[Work required]
Write out all the data again, exactly as shown.

Collection entries:
··········

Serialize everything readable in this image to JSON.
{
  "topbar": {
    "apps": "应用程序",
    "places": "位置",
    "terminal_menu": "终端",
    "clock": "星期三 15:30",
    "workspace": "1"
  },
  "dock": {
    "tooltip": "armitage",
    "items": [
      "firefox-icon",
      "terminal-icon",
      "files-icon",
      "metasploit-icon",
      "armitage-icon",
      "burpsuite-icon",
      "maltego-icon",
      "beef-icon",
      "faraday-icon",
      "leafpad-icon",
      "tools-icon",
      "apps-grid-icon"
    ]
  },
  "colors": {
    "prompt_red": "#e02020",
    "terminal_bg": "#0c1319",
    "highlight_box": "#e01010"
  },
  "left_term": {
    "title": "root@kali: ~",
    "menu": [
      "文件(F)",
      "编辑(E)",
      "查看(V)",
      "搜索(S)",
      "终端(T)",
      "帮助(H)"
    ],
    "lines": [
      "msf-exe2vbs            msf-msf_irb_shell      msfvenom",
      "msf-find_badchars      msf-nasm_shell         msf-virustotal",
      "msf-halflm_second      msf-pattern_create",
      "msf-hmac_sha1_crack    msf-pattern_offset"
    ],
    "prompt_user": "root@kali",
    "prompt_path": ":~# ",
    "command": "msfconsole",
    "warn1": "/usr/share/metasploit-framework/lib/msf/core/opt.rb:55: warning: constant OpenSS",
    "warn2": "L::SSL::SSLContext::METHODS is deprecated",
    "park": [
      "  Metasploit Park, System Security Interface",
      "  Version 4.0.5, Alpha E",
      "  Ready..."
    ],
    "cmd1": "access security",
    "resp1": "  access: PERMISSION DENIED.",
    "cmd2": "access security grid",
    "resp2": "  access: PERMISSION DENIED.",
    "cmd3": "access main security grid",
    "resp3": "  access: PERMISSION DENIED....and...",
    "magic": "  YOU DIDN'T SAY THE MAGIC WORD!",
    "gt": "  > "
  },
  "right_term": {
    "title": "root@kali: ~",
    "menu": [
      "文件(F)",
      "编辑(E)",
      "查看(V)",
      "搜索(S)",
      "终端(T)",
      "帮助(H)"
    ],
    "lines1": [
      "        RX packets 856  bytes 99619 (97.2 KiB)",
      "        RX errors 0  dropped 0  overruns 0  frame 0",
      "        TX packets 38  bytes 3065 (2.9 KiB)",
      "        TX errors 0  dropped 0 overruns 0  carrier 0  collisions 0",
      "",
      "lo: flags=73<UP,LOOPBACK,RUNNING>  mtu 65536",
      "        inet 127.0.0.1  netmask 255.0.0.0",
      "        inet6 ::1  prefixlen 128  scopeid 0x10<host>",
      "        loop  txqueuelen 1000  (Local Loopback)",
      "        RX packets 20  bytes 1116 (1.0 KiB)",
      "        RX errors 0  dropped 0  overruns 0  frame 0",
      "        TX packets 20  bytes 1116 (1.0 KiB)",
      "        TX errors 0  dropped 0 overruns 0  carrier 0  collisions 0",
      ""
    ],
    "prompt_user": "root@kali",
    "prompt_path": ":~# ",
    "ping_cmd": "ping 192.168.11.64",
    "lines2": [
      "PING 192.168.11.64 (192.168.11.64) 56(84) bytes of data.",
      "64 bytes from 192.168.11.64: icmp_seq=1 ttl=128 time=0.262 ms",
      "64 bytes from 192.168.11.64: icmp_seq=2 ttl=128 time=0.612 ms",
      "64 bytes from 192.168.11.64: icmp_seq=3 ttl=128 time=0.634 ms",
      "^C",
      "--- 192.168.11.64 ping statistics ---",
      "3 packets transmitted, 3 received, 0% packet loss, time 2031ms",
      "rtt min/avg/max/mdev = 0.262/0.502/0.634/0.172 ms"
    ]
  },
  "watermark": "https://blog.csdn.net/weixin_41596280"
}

··········

[Response]
Serialize everything readable in this image to JSON.
{
  "topbar": {
    "apps": "应用程序",
    "places": "位置",
    "terminal_menu": "终端",
    "clock": "星期三 15:30",
    "workspace": "1"
  },
  "dock": {
    "tooltip": "armitage",
    "items": [
      "firefox-icon",
      "terminal-icon",
      "files-icon",
      "metasploit-icon",
      "armitage-icon",
      "burpsuite-icon",
      "maltego-icon",
      "beef-icon",
      "faraday-icon",
      "leafpad-icon",
      "tools-icon",
      "apps-grid-icon"
    ]
  },
  "colors": {
    "prompt_red": "#e02020",
    "terminal_bg": "#0c1319",
    "highlight_box": "#e01010"
  },
  "left_term": {
    "title": "root@kali: ~",
    "menu": [
      "文件(F)",
      "编辑(E)",
      "查看(V)",
      "搜索(S)",
      "终端(T)",
      "帮助(H)"
    ],
    "lines": [
      "msf-exe2vbs            msf-msf_irb_shell      msfvenom",
      "msf-find_badchars      msf-nasm_shell         msf-virustotal",
      "msf-halflm_second      msf-pattern_create",
      "msf-hmac_sha1_crack    msf-pattern_offset"
    ],
    "prompt_user": "root@kali",
    "prompt_path": ":~# ",
    "command": "msfconsole",
    "warn1": "/usr/share/metasploit-framework/lib/msf/core/opt.rb:55: warning: constant OpenSS",
    "warn2": "L::SSL::SSLContext::METHODS is deprecated",
    "park": [
      "  Metasploit Park, System Security Interface",
      "  Version 4.0.5, Alpha E",
      "  Ready..."
    ],
    "cmd1": "access security",
    "resp1": "  access: PERMISSION DENIED.",
    "cmd2": "access security grid",
    "resp2": "  access: PERMISSION DENIED.",
    "cmd3": "access main security grid",
    "resp3": "  access: PERMISSION DENIED....and...",
    "magic": "  YOU DIDN'T SAY THE MAGIC WORD!",
    "gt": "  > "
  },
  "right_term": {
    "title": "root@kali: ~",
    "menu": [
      "文件(F)",
      "编辑(E)",
      "查看(V)",
      "搜索(S)",
      "终端(T)",
      "帮助(H)"
    ],
    "lines1": [
      "        RX packets 856  bytes 99619 (97.2 KiB)",
      "        RX errors 0  dropped 0  overruns 0  frame 0",
      "        TX packets 38  bytes 3065 (2.9 KiB)",
      "        TX errors 0  dropped 0 overruns 0  carrier 0  collisions 0",
      "",
      "lo: flags=73<UP,LOOPBACK,RUNNING>  mtu 65536",
      "        inet 127.0.0.1  netmask 255.0.0.0",
      "        inet6 ::1  prefixlen 128  scopeid 0x10<host>",
      "        loop  txqueuelen 1000  (Local Loopback)",
      "        RX packets 20  bytes 1116 (1.0 KiB)",
      "        RX errors 0  dropped 0  overruns 0  frame 0",
      "        TX packets 20  bytes 1116 (1.0 KiB)",
      "        TX errors 0  dropped 0 overruns 0  carrier 0  collisions 0",
      ""
    ],
    "prompt_user": "root@kali",
    "prompt_path": ":~# ",
    "ping_cmd": "ping 192.168.11.64",
    "lines2": [
      "PING 192.168.11.64 (192.168.11.64) 56(84) bytes of data.",
      "64 bytes from 192.168.11.64: icmp_seq=1 ttl=128 time=0.262 ms",
      "64 bytes from 192.168.11.64: icmp_seq=2 ttl=128 time=0.612 ms",
      "64 bytes from 192.168.11.64: icmp_seq=3 ttl=128 time=0.634 ms",
      "^C",
      "--- 192.168.11.64 ping statistics ---",
      "3 packets transmitted, 3 received, 0% packet loss, time 2031ms",
      "rtt min/avg/max/mdev = 0.262/0.502/0.634/0.172 ms"
    ]
  },
  "watermark": "https://blog.csdn.net/weixin_41596280"
}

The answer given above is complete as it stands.